== WHAT TO WORK ON ==
Where a line of the material contains the string "hàng", copy that line.

[Data excerpts]
━━━━━━━━━━━━━━━━━━━━━━━━━━━━━━

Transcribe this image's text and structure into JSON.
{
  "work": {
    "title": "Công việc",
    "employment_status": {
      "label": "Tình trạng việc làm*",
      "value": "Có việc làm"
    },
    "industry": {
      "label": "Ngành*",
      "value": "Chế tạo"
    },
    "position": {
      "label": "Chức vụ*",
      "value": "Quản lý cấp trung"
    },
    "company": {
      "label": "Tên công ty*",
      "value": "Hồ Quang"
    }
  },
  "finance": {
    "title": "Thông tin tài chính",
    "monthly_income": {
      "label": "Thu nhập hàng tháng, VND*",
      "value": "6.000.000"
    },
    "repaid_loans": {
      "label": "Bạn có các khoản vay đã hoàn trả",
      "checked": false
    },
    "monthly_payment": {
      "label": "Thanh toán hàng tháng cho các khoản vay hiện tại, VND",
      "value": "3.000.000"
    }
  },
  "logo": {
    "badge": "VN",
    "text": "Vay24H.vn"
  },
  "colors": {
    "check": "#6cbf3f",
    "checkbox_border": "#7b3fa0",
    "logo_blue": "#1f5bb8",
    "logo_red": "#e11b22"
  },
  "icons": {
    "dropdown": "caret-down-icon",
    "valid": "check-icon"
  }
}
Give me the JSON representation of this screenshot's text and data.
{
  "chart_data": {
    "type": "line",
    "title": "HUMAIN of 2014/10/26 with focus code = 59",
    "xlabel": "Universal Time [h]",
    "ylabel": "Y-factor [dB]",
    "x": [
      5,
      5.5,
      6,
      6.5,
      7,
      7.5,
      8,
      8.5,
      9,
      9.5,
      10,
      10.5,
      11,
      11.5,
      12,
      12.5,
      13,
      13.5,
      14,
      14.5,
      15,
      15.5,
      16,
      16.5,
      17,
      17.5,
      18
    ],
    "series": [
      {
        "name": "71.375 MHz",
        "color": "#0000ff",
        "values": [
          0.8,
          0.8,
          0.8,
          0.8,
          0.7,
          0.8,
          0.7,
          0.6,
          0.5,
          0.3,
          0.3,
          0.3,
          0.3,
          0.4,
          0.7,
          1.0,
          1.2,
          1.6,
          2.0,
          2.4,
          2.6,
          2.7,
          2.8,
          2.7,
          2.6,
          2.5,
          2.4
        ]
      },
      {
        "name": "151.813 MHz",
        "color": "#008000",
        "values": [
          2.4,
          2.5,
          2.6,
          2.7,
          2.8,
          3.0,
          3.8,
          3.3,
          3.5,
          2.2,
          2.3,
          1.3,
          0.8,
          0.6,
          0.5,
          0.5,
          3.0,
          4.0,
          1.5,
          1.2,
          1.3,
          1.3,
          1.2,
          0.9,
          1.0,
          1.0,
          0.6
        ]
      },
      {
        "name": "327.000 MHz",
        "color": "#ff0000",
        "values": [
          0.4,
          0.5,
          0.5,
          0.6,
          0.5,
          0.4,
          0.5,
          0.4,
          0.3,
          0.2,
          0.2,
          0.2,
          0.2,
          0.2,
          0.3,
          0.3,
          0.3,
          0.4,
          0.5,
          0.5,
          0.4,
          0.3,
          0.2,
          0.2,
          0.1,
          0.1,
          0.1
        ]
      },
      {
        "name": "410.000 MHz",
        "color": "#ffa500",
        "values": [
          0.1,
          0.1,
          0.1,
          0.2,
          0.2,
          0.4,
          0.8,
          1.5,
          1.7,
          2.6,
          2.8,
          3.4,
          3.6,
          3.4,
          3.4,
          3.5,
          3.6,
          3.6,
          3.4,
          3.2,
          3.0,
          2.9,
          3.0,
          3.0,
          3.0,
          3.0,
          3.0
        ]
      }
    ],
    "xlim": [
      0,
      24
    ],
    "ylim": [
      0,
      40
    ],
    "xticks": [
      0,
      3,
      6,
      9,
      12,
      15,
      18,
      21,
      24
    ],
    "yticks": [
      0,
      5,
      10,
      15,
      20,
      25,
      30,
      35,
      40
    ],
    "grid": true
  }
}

━━━━━━━━━━━━━━━━━━━━━━━━━━━━━━

== EXPECTED OUTPUT ==
      "label": "Thu nhập hàng tháng, VND*",
      "label": "Thanh toán hàng tháng cho các khoản vay hiện tại, VND",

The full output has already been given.